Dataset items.
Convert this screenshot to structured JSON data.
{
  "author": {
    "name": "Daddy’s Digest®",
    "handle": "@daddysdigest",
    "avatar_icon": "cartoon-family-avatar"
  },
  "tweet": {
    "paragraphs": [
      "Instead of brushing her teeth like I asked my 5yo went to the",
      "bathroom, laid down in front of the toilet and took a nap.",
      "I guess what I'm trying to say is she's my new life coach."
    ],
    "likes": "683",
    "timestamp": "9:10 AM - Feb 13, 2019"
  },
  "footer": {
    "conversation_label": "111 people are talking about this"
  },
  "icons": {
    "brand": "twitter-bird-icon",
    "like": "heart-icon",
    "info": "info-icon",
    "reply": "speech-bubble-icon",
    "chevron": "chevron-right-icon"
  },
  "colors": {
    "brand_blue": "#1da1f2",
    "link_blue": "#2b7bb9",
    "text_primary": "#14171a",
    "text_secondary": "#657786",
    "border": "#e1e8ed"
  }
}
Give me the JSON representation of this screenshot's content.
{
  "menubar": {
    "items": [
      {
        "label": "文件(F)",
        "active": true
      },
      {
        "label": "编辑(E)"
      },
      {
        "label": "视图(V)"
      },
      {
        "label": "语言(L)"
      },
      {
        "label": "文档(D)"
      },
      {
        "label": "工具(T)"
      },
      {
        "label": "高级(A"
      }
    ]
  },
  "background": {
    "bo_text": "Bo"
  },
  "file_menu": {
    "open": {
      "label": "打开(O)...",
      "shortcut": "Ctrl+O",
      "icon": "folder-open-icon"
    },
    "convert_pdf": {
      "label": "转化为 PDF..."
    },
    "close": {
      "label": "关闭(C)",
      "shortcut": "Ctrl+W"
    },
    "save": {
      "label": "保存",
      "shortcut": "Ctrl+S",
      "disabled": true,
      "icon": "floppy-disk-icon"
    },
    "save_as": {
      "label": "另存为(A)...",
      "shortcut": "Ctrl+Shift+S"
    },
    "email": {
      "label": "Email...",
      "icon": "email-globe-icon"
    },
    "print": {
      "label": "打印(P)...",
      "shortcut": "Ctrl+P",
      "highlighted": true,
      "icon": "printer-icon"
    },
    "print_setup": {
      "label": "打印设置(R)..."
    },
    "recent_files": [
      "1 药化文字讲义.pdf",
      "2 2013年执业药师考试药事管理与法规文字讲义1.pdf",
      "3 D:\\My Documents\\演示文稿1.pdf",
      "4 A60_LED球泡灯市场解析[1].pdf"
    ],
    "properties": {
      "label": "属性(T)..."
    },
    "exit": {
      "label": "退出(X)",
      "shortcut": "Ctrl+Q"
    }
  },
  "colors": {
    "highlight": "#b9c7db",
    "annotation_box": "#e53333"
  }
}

Required work. Transcribe the data. Leave every line exactly as it is.

Result.
Convert this screenshot to structured JSON data.
{
  "author": {
    "name": "Daddy’s Digest®",
    "handle": "@daddysdigest",
    "avatar_icon": "cartoon-family-avatar"
  },
  "tweet": {
    "paragraphs": [
      "Instead of brushing her teeth like I asked my 5yo went to the",
      "bathroom, laid down in front of the toilet and took a nap.",
      "I guess what I'm trying to say is she's my new life coach."
    ],
    "likes": "683",
    "timestamp": "9:10 AM - Feb 13, 2019"
  },
  "footer": {
    "conversation_label": "111 people are talking about this"
  },
  "icons": {
    "brand": "twitter-bird-icon",
    "like": "heart-icon",
    "info": "info-icon",
    "reply": "speech-bubble-icon",
    "chevron": "chevron-right-icon"
  },
  "colors": {
    "brand_blue": "#1da1f2",
    "link_blue": "#2b7bb9",
    "text_primary": "#14171a",
    "text_secondary": "#657786",
    "border": "#e1e8ed"
  }
}
Give me the JSON representation of this screenshot's content.
{
  "menubar": {
    "items": [
      {
        "label": "文件(F)",
        "active": true
      },
      {
        "label": "编辑(E)"
      },
      {
        "label": "视图(V)"
      },
      {
        "label": "语言(L)"
      },
      {
        "label": "文档(D)"
      },
      {
        "label": "工具(T)"
      },
      {
        "label": "高级(A"
      }
    ]
  },
  "background": {
    "bo_text": "Bo"
  },
  "file_menu": {
    "open": {
      "label": "打开(O)...",
      "shortcut": "Ctrl+O",
      "icon": "folder-open-icon"
    },
    "convert_pdf": {
      "label": "转化为 PDF..."
    },
    "close": {
      "label": "关闭(C)",
      "shortcut": "Ctrl+W"
    },
    "save": {
      "label": "保存",
      "shortcut": "Ctrl+S",
      "disabled": true,
      "icon": "floppy-disk-icon"
    },
    "save_as": {
      "label": "另存为(A)...",
      "shortcut": "Ctrl+Shift+S"
    },
    "email": {
      "label": "Email...",
      "icon": "email-globe-icon"
    },
    "print": {
      "label": "打印(P)...",
      "shortcut": "Ctrl+P",
      "highlighted": true,
      "icon": "printer-icon"
    },
    "print_setup": {
      "label": "打印设置(R)..."
    },
    "recent_files": [
      "1 药化文字讲义.pdf",
      "2 2013年执业药师考试药事管理与法规文字讲义1.pdf",
      "3 D:\\My Documents\\演示文稿1.pdf",
      "4 A60_LED球泡灯市场解析[1].pdf"
    ],
    "properties": {
      "label": "属性(T)..."
    },
    "exit": {
      "label": "退出(X)",
      "shortcut": "Ctrl+Q"
    }
  },
  "colors": {
    "highlight": "#b9c7db",
    "annotation_box": "#e53333"
  }
}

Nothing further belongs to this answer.